PROMPT
Beneath this sentence is a set of records; write each of them out exactly.

## BEGIN TASK INPUT

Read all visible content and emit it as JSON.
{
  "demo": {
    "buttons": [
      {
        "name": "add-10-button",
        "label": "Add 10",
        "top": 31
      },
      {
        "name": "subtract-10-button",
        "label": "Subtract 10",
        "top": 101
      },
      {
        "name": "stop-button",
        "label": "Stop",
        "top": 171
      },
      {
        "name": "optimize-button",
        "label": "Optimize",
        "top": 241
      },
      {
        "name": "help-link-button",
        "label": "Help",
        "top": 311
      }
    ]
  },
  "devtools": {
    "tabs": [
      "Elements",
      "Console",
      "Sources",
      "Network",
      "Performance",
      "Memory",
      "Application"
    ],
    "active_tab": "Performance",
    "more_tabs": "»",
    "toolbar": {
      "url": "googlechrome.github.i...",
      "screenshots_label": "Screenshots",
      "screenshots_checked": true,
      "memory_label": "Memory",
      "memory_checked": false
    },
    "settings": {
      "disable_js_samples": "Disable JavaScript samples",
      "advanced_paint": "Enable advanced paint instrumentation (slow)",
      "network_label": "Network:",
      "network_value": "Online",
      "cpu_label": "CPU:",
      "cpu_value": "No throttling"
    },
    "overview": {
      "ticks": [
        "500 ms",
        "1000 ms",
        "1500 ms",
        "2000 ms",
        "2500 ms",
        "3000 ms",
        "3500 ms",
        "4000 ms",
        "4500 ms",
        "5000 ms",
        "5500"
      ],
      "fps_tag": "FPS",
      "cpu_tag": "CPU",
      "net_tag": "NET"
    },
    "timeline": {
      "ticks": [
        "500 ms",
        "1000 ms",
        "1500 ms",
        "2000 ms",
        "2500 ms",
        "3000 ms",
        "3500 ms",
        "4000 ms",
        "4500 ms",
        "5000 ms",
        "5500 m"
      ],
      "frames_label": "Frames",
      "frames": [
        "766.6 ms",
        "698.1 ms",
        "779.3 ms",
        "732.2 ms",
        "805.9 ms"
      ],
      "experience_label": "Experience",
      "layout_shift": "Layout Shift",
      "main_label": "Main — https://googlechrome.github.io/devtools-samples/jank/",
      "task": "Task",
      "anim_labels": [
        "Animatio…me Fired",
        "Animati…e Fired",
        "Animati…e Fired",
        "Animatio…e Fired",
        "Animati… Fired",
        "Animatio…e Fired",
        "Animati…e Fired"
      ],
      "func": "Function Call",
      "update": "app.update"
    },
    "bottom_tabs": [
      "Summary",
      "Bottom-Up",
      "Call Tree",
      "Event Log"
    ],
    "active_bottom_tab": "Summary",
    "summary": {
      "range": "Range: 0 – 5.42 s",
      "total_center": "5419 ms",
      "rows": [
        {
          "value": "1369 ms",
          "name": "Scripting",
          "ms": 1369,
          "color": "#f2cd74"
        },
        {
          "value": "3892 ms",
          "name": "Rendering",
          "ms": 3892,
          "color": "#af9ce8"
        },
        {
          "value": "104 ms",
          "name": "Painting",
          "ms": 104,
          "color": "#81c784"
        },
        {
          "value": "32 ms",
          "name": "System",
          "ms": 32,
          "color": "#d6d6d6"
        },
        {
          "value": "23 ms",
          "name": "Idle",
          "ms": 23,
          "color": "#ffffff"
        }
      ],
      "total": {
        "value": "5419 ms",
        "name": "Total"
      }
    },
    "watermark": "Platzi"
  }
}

## END TASK INPUT

COMPLETE ANSWER
Read all visible content and emit it as JSON.
{
  "demo": {
    "buttons": [
      {
        "name": "add-10-button",
        "label": "Add 10",
        "top": 31
      },
      {
        "name": "subtract-10-button",
        "label": "Subtract 10",
        "top": 101
      },
      {
        "name": "stop-button",
        "label": "Stop",
        "top": 171
      },
      {
        "name": "optimize-button",
        "label": "Optimize",
        "top": 241
      },
      {
        "name": "help-link-button",
        "label": "Help",
        "top": 311
      }
    ]
  },
  "devtools": {
    "tabs": [
      "Elements",
      "Console",
      "Sources",
      "Network",
      "Performance",
      "Memory",
      "Application"
    ],
    "active_tab": "Performance",
    "more_tabs": "»",
    "toolbar": {
      "url": "googlechrome.github.i...",
      "screenshots_label": "Screenshots",
      "screenshots_checked": true,
      "memory_label": "Memory",
      "memory_checked": false
    },
    "settings": {
      "disable_js_samples": "Disable JavaScript samples",
      "advanced_paint": "Enable advanced paint instrumentation (slow)",
      "network_label": "Network:",
      "network_value": "Online",
      "cpu_label": "CPU:",
      "cpu_value": "No throttling"
    },
    "overview": {
      "ticks": [
        "500 ms",
        "1000 ms",
        "1500 ms",
        "2000 ms",
        "2500 ms",
        "3000 ms",
        "3500 ms",
        "4000 ms",
        "4500 ms",
        "5000 ms",
        "5500"
      ],
      "fps_tag": "FPS",
      "cpu_tag": "CPU",
      "net_tag": "NET"
    },
    "timeline": {
      "ticks": [
        "500 ms",
        "1000 ms",
        "1500 ms",
        "2000 ms",
        "2500 ms",
        "3000 ms",
        "3500 ms",
        "4000 ms",
        "4500 ms",
        "5000 ms",
        "5500 m"
      ],
      "frames_label": "Frames",
      "frames": [
        "766.6 ms",
        "698.1 ms",
        "779.3 ms",
        "732.2 ms",
        "805.9 ms"
      ],
      "experience_label": "Experience",
      "layout_shift": "Layout Shift",
      "main_label": "Main — https://googlechrome.github.io/devtools-samples/jank/",
      "task": "Task",
      "anim_labels": [
        "Animatio…me Fired",
        "Animati…e Fired",
        "Animati…e Fired",
        "Animatio…e Fired",
        "Animati… Fired",
        "Animatio…e Fired",
        "Animati…e Fired"
      ],
      "func": "Function Call",
      "update": "app.update"
    },
    "bottom_tabs": [
      "Summary",
      "Bottom-Up",
      "Call Tree",
      "Event Log"
    ],
    "active_bottom_tab": "Summary",
    "summary": {
      "range": "Range: 0 – 5.42 s",
      "total_center": "5419 ms",
      "rows": [
        {
          "value": "1369 ms",
          "name": "Scripting",
          "ms": 1369,
          "color": "#f2cd74"
        },
        {
          "value": "3892 ms",
          "name": "Rendering",
          "ms": 3892,
          "color": "#af9ce8"
        },
        {
          "value": "104 ms",
          "name": "Painting",
          "ms": 104,
          "color": "#81c784"
        },
        {
          "value": "32 ms",
          "name": "System",
          "ms": 32,
          "color": "#d6d6d6"
        },
        {
          "value": "23 ms",
          "name": "Idle",
          "ms": 23,
          "color": "#ffffff"
        }
      ],
      "total": {
        "value": "5419 ms",
        "name": "Total"
      }
    },
    "watermark": "Platzi"
  }
}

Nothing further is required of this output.